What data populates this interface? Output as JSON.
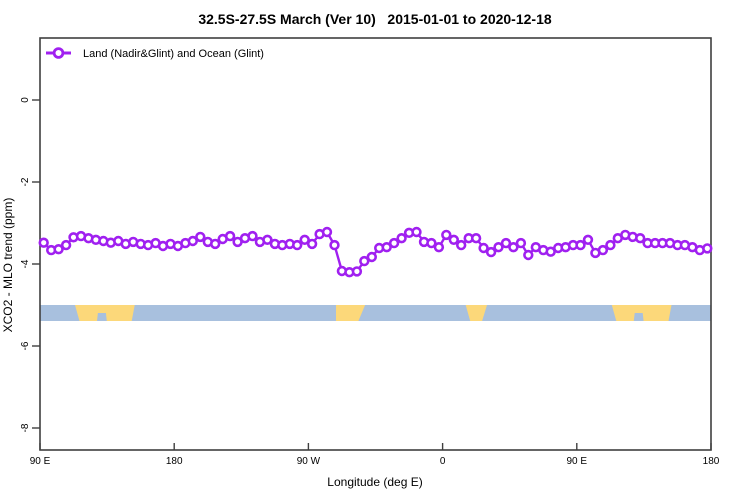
{
  "title": "32.5S-27.5S March (Ver 10)   2015-01-01 to 2020-12-18",
  "legend": {
    "label": "Land (Nadir&Glint) and Ocean (Glint)",
    "position": "top-left-inside"
  },
  "colors": {
    "series": "#a020f0",
    "marker_fill": "#ffffff",
    "ocean_band": "#a8c0de",
    "land_band": "#fcd87a",
    "frame": "#3f3f3f",
    "text": "#000000"
  },
  "axes": {
    "x": {
      "label": "Longitude (deg E)",
      "ticks": [
        {
          "value": 90,
          "label": "90 E"
        },
        {
          "value": 180,
          "label": "180"
        },
        {
          "value": 270,
          "label": "90 W"
        },
        {
          "value": 360,
          "label": "0"
        },
        {
          "value": 450,
          "label": "90 E"
        },
        {
          "value": 540,
          "label": "180"
        }
      ]
    },
    "y": {
      "label": "XCO2 - MLO trend (ppm)",
      "ticks": [
        {
          "value": 0,
          "label": "0"
        },
        {
          "value": -2,
          "label": "-2"
        },
        {
          "value": -4,
          "label": "-4"
        },
        {
          "value": -6,
          "label": "-6"
        },
        {
          "value": -8,
          "label": "-8"
        }
      ],
      "tick_labels_rotated": true
    }
  },
  "chart_data": {
    "type": "line",
    "title": "32.5S-27.5S March (Ver 10)   2015-01-01 to 2020-12-18",
    "xlabel": "Longitude (deg E)",
    "ylabel": "XCO2 - MLO trend (ppm)",
    "xlim": [
      90,
      540
    ],
    "ylim": [
      -8.5,
      1.5
    ],
    "grid": false,
    "x_axis_note": "longitude wraps: 90E -> 180 -> 90W -> 0 -> 90E -> 180, plotted as 90..540 deg",
    "x_start_deg": 92.5,
    "x_step_deg": 5,
    "series": [
      {
        "name": "Land (Nadir&Glint) and Ocean (Glint)",
        "color": "#a020f0",
        "marker": "open-circle",
        "values": [
          -3.48,
          -3.66,
          -3.64,
          -3.54,
          -3.35,
          -3.32,
          -3.37,
          -3.41,
          -3.44,
          -3.48,
          -3.44,
          -3.51,
          -3.46,
          -3.51,
          -3.54,
          -3.49,
          -3.56,
          -3.51,
          -3.56,
          -3.49,
          -3.44,
          -3.34,
          -3.46,
          -3.51,
          -3.39,
          -3.32,
          -3.46,
          -3.37,
          -3.32,
          -3.46,
          -3.41,
          -3.51,
          -3.54,
          -3.51,
          -3.54,
          -3.41,
          -3.51,
          -3.27,
          -3.22,
          -3.54,
          -4.17,
          -4.2,
          -4.18,
          -3.93,
          -3.83,
          -3.61,
          -3.59,
          -3.49,
          -3.37,
          -3.24,
          -3.22,
          -3.46,
          -3.49,
          -3.59,
          -3.29,
          -3.41,
          -3.54,
          -3.37,
          -3.37,
          -3.61,
          -3.71,
          -3.59,
          -3.49,
          -3.59,
          -3.49,
          -3.78,
          -3.59,
          -3.66,
          -3.7,
          -3.61,
          -3.59,
          -3.54,
          -3.54,
          -3.41,
          -3.73,
          -3.66,
          -3.54,
          -3.37,
          -3.29,
          -3.34,
          -3.37,
          -3.49,
          -3.49,
          -3.49,
          -3.49,
          -3.54,
          -3.54,
          -3.59,
          -3.66,
          -3.62
        ]
      }
    ],
    "surface_band": {
      "y_top_value": -5.0,
      "y_bottom_value": -5.39,
      "ocean_color": "#a8c0de",
      "land_color": "#fcd87a",
      "land_polygons": [
        {
          "name": "australia",
          "points": [
            [
              113.5,
              0
            ],
            [
              153.5,
              0
            ],
            [
              151.5,
              1
            ],
            [
              134.8,
              1
            ],
            [
              134.2,
              0.5
            ],
            [
              128.8,
              0.5
            ],
            [
              128.2,
              1
            ],
            [
              116.5,
              1
            ]
          ]
        },
        {
          "name": "south-america",
          "points": [
            [
              288.5,
              0
            ],
            [
              308,
              0
            ],
            [
              303.5,
              1
            ],
            [
              288.5,
              1
            ]
          ]
        },
        {
          "name": "southern-africa",
          "points": [
            [
              375.5,
              0
            ],
            [
              389.8,
              0
            ],
            [
              386.5,
              1
            ],
            [
              378.5,
              1
            ]
          ]
        },
        {
          "name": "australia-repeat",
          "points": [
            [
              473.5,
              0
            ],
            [
              513.5,
              0
            ],
            [
              511.5,
              1
            ],
            [
              494.8,
              1
            ],
            [
              494.2,
              0.5
            ],
            [
              488.8,
              0.5
            ],
            [
              488.2,
              1
            ],
            [
              476.5,
              1
            ]
          ]
        }
      ]
    }
  }
}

- **WRITTEN REQUEST**: Copy the whole of the material above exactly, but not its images.

- **TASK SOLUTION**:
What data populates this interface? Output as JSON.
{
  "title": "32.5S-27.5S March (Ver 10)   2015-01-01 to 2020-12-18",
  "legend": {
    "label": "Land (Nadir&Glint) and Ocean (Glint)",
    "position": "top-left-inside"
  },
  "colors": {
    "series": "#a020f0",
    "marker_fill": "#ffffff",
    "ocean_band": "#a8c0de",
    "land_band": "#fcd87a",
    "frame": "#3f3f3f",
    "text": "#000000"
  },
  "axes": {
    "x": {
      "label": "Longitude (deg E)",
      "ticks": [
        {
          "value": 90,
          "label": "90 E"
        },
        {
          "value": 180,
          "label": "180"
        },
        {
          "value": 270,
          "label": "90 W"
        },
        {
          "value": 360,
          "label": "0"
        },
        {
          "value": 450,
          "label": "90 E"
        },
        {
          "value": 540,
          "label": "180"
        }
      ]
    },
    "y": {
      "label": "XCO2 - MLO trend (ppm)",
      "ticks": [
        {
          "value": 0,
          "label": "0"
        },
        {
          "value": -2,
          "label": "-2"
        },
        {
          "value": -4,
          "label": "-4"
        },
        {
          "value": -6,
          "label": "-6"
        },
        {
          "value": -8,
          "label": "-8"
        }
      ],
      "tick_labels_rotated": true
    }
  },
  "chart_data": {
    "type": "line",
    "title": "32.5S-27.5S March (Ver 10)   2015-01-01 to 2020-12-18",
    "xlabel": "Longitude (deg E)",
    "ylabel": "XCO2 - MLO trend (ppm)",
    "xlim": [
      90,
      540
    ],
    "ylim": [
      -8.5,
      1.5
    ],
    "grid": false,
    "x_axis_note": "longitude wraps: 90E -> 180 -> 90W -> 0 -> 90E -> 180, plotted as 90..540 deg",
    "x_start_deg": 92.5,
    "x_step_deg": 5,
    "series": [
      {
        "name": "Land (Nadir&Glint) and Ocean (Glint)",
        "color": "#a020f0",
        "marker": "open-circle",
        "values": [
          -3.48,
          -3.66,
          -3.64,
          -3.54,
          -3.35,
          -3.32,
          -3.37,
          -3.41,
          -3.44,
          -3.48,
          -3.44,
          -3.51,
          -3.46,
          -3.51,
          -3.54,
          -3.49,
          -3.56,
          -3.51,
          -3.56,
          -3.49,
          -3.44,
          -3.34,
          -3.46,
          -3.51,
          -3.39,
          -3.32,
          -3.46,
          -3.37,
          -3.32,
          -3.46,
          -3.41,
          -3.51,
          -3.54,
          -3.51,
          -3.54,
          -3.41,
          -3.51,
          -3.27,
          -3.22,
          -3.54,
          -4.17,
          -4.2,
          -4.18,
          -3.93,
          -3.83,
          -3.61,
          -3.59,
          -3.49,
          -3.37,
          -3.24,
          -3.22,
          -3.46,
          -3.49,
          -3.59,
          -3.29,
          -3.41,
          -3.54,
          -3.37,
          -3.37,
          -3.61,
          -3.71,
          -3.59,
          -3.49,
          -3.59,
          -3.49,
          -3.78,
          -3.59,
          -3.66,
          -3.7,
          -3.61,
          -3.59,
          -3.54,
          -3.54,
          -3.41,
          -3.73,
          -3.66,
          -3.54,
          -3.37,
          -3.29,
          -3.34,
          -3.37,
          -3.49,
          -3.49,
          -3.49,
          -3.49,
          -3.54,
          -3.54,
          -3.59,
          -3.66,
          -3.62
        ]
      }
    ],
    "surface_band": {
      "y_top_value": -5.0,
      "y_bottom_value": -5.39,
      "ocean_color": "#a8c0de",
      "land_color": "#fcd87a",
      "land_polygons": [
        {
          "name": "australia",
          "points": [
            [
              113.5,
              0
            ],
            [
              153.5,
              0
            ],
            [
              151.5,
              1
            ],
            [
              134.8,
              1
            ],
            [
              134.2,
              0.5
            ],
            [
              128.8,
              0.5
            ],
            [
              128.2,
              1
            ],
            [
              116.5,
              1
            ]
          ]
        },
        {
          "name": "south-america",
          "points": [
            [
              288.5,
              0
            ],
            [
              308,
              0
            ],
            [
              303.5,
              1
            ],
            [
              288.5,
              1
            ]
          ]
        },
        {
          "name": "southern-africa",
          "points": [
            [
              375.5,
              0
            ],
            [
              389.8,
              0
            ],
            [
              386.5,
              1
            ],
            [
              378.5,
              1
            ]
          ]
        },
        {
          "name": "australia-repeat",
          "points": [
            [
              473.5,
              0
            ],
            [
              513.5,
              0
            ],
            [
              511.5,
              1
            ],
            [
              494.8,
              1
            ],
            [
              494.2,
              0.5
            ],
            [
              488.8,
              0.5
            ],
            [
              488.2,
              1
            ],
            [
              476.5,
              1
            ]
          ]
        }
      ]
    }
  }
}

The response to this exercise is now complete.